■ WHAT YOU SHOULD DO ■
Output only the count of lines that contain "true".

## Begin RECORDS FOR THE TASK

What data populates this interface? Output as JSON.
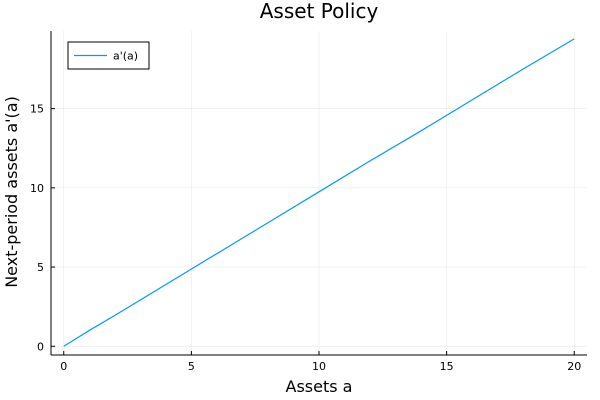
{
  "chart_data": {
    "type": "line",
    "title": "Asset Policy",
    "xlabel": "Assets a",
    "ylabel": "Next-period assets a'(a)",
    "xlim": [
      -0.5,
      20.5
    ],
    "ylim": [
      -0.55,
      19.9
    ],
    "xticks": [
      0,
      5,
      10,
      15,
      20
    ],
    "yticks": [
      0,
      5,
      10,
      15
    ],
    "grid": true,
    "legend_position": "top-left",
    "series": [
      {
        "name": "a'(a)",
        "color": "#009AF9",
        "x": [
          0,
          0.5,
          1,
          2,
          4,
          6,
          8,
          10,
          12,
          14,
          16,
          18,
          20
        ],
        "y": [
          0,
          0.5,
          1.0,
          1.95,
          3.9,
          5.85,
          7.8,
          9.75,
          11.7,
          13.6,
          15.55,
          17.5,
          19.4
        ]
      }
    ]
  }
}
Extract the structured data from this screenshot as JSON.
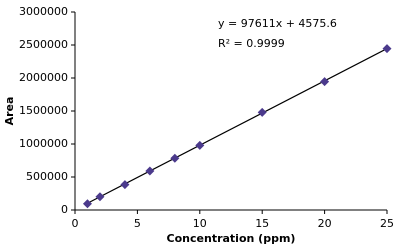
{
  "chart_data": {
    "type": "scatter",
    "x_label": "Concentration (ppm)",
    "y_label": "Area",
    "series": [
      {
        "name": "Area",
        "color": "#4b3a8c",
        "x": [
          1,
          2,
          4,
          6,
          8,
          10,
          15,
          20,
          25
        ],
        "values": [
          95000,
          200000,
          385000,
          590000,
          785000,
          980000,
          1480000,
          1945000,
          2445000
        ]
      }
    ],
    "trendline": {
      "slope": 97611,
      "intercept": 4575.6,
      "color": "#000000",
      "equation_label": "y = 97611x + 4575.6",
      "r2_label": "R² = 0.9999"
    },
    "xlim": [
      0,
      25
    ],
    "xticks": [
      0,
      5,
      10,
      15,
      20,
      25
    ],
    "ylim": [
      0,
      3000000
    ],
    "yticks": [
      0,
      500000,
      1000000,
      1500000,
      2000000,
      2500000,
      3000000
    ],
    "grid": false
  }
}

## End RECORDS FOR THE TASK
## Begin RECORDS FOR THE TASK

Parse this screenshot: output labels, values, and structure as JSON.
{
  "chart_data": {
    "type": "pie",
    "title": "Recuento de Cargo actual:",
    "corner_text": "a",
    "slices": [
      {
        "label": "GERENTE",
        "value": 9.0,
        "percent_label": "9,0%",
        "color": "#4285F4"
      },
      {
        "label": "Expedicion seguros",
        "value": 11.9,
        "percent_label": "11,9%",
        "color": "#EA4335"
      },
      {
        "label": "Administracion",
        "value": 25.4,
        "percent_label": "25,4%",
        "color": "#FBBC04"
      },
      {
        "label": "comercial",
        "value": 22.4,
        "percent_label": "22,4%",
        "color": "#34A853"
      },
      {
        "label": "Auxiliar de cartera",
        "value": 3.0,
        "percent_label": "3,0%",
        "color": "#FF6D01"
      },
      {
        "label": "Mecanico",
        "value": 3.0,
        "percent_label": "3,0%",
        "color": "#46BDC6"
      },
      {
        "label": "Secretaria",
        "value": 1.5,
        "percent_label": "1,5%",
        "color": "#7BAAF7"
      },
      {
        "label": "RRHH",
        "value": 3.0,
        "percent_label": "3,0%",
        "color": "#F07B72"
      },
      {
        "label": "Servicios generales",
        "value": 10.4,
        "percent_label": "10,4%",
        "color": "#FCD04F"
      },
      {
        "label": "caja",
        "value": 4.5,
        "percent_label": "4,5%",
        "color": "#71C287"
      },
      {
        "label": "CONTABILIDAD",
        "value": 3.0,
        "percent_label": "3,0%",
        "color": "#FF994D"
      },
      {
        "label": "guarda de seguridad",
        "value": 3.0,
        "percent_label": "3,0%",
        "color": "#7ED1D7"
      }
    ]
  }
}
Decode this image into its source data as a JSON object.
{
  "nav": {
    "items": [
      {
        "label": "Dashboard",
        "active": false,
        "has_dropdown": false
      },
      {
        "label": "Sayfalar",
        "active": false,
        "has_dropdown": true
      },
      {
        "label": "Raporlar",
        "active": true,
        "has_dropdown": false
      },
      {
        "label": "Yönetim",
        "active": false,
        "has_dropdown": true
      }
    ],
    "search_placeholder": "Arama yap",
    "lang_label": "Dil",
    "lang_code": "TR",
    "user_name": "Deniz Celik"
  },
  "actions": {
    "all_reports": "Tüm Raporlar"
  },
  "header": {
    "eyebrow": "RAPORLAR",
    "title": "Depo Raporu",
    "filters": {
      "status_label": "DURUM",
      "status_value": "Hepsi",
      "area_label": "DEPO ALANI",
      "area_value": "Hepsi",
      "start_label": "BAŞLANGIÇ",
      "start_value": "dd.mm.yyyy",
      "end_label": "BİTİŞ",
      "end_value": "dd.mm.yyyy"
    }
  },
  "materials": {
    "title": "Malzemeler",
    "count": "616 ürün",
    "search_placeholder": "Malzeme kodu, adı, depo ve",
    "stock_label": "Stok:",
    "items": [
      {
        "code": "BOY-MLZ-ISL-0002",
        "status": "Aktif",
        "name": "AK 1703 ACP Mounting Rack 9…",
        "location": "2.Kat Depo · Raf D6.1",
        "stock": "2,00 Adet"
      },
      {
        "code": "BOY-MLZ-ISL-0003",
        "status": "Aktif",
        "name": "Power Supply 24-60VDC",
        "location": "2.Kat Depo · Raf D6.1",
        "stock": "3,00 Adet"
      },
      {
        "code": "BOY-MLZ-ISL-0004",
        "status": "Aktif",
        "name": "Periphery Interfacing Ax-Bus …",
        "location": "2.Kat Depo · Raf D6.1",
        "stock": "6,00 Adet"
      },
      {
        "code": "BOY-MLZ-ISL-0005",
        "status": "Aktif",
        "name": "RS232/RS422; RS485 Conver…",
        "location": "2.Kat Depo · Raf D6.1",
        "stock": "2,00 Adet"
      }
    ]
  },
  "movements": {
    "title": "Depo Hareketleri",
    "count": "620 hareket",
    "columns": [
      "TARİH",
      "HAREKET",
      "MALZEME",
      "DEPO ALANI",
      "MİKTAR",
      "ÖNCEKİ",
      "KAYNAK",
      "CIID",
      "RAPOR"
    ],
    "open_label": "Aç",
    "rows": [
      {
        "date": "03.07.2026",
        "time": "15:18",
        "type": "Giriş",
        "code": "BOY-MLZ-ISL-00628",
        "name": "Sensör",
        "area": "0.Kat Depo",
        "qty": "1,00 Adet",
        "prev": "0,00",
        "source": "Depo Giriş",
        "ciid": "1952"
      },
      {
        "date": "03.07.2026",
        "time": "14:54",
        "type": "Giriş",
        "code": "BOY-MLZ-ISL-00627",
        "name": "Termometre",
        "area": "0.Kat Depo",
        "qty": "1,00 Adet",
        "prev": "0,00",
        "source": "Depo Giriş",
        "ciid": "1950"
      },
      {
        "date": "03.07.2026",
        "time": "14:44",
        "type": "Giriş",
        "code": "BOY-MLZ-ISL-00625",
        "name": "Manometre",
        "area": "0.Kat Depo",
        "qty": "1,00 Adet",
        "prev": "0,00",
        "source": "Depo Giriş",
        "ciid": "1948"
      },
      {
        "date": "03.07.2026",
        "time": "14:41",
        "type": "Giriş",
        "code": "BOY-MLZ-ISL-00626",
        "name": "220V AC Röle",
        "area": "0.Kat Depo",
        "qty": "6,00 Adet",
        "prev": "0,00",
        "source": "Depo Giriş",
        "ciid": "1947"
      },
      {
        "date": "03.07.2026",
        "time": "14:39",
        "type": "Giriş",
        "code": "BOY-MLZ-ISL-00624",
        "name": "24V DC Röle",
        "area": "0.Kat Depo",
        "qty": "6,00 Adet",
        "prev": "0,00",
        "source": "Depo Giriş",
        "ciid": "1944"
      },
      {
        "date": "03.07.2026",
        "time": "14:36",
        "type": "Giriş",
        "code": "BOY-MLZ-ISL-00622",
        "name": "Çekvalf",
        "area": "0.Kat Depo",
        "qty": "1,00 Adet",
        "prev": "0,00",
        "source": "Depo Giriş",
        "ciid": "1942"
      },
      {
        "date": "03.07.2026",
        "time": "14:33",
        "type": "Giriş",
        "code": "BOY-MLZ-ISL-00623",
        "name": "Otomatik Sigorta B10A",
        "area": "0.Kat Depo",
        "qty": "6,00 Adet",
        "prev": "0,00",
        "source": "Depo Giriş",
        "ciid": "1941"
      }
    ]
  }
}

## End RECORDS FOR THE TASK

■ RIGHT ANSWER ■
4